=== Written instruction ===
Locate the word "UWELL" in the data below, then copy every line that holds it.

=== Exercise materials ===
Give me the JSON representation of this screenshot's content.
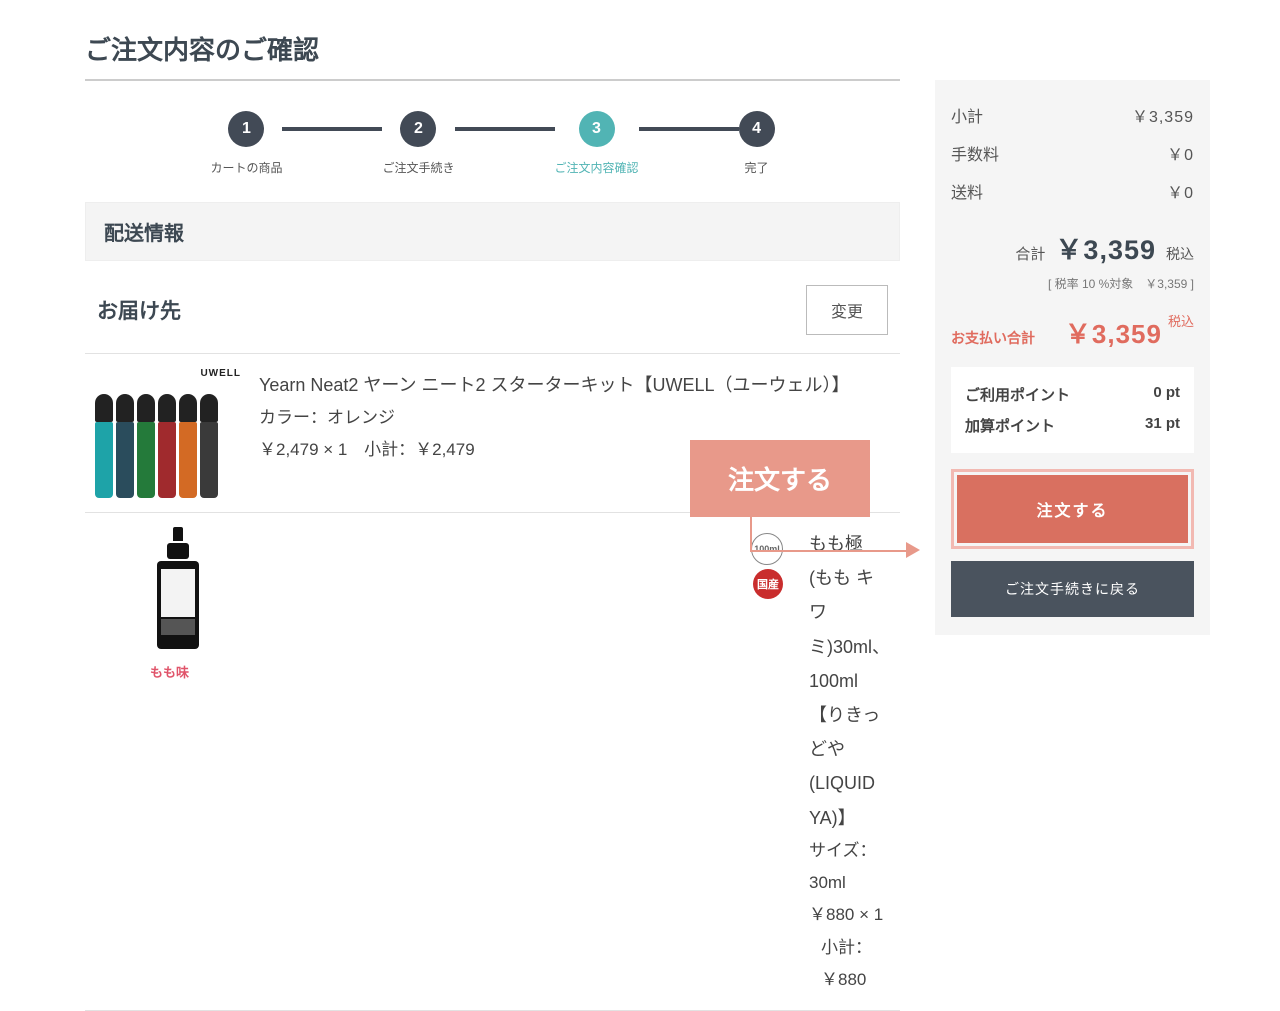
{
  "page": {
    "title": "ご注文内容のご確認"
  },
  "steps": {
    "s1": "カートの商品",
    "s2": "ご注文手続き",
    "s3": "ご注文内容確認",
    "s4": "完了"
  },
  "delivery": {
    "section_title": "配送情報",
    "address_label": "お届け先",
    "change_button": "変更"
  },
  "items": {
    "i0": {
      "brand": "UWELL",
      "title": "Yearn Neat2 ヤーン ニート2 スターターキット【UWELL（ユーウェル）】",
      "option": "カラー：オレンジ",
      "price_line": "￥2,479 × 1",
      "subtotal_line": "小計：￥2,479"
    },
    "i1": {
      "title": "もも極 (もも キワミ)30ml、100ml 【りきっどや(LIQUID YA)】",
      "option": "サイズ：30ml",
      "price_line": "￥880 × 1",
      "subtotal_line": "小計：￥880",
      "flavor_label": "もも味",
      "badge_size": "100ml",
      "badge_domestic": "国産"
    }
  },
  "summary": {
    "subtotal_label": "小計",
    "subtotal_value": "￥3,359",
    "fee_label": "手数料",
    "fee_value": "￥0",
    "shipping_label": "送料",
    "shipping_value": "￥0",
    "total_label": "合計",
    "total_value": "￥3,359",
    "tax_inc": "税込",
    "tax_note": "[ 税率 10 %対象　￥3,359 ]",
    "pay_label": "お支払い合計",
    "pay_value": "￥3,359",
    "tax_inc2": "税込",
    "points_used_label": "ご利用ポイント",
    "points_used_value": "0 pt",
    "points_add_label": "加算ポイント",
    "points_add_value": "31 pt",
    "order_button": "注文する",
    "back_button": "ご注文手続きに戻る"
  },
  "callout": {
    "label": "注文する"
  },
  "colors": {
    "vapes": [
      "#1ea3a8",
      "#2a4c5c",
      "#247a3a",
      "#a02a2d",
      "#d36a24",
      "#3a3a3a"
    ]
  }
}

=== Written reply ===
      "brand": "UWELL",
      "title": "Yearn Neat2 ヤーン ニート2 スターターキット【UWELL（ユーウェル）】",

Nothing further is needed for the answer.